Aim: Within the records below, find each line that holds the string "text", then copy it.
^^^^^^^^
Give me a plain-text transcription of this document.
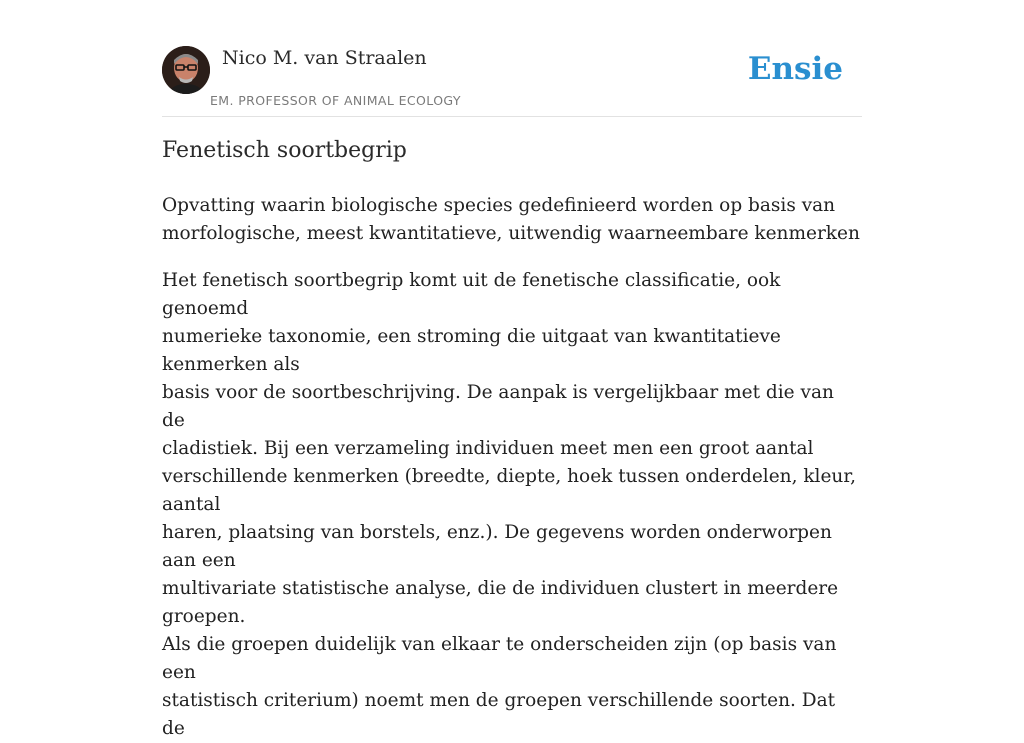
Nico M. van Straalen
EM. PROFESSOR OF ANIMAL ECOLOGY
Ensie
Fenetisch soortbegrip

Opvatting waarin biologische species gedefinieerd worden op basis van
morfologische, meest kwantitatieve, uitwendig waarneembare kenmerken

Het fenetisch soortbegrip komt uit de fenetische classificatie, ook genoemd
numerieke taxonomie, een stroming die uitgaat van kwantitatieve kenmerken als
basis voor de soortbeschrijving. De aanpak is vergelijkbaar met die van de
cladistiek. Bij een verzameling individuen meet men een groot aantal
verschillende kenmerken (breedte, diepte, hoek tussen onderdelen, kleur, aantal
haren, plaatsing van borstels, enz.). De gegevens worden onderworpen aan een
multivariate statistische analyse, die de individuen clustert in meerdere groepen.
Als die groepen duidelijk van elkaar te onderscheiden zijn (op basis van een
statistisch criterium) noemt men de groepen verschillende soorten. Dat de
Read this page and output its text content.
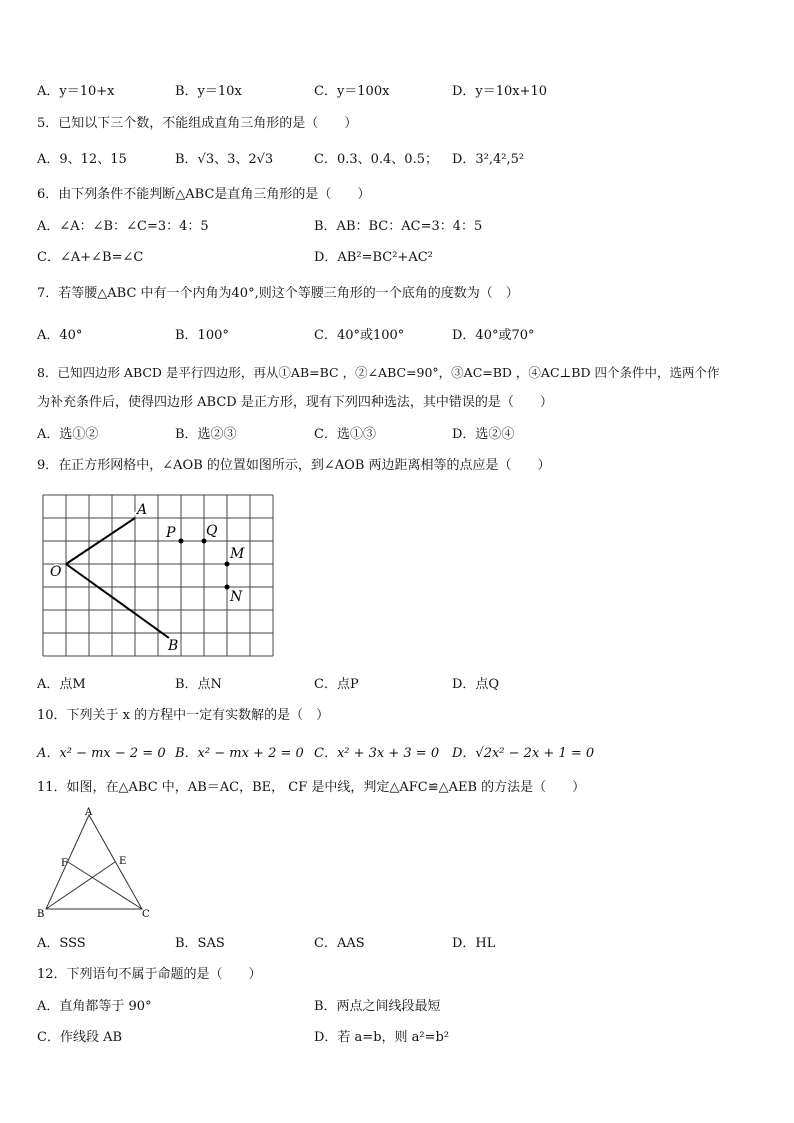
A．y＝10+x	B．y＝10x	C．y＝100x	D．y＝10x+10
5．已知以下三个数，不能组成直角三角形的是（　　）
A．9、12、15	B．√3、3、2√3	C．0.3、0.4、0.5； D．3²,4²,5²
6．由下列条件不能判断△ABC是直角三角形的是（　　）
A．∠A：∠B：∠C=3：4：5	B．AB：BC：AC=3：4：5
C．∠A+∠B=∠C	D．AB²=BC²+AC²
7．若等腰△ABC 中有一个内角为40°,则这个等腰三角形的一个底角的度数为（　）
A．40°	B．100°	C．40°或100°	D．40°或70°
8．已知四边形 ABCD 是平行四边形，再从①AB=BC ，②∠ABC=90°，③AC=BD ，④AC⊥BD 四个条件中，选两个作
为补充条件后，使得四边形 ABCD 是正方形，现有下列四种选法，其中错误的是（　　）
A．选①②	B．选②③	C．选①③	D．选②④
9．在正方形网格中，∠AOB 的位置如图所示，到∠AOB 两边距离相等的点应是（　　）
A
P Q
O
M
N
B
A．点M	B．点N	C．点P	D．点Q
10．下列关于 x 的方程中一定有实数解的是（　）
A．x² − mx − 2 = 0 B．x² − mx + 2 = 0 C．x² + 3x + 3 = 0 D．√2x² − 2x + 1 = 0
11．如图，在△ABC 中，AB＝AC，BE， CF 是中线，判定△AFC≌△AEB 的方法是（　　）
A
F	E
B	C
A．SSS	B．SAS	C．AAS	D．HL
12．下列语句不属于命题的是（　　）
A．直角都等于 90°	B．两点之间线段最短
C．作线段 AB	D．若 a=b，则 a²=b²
^^^^^^^^
The response:
Give me a plain-text transcription of this document.
Read this page and output its text content.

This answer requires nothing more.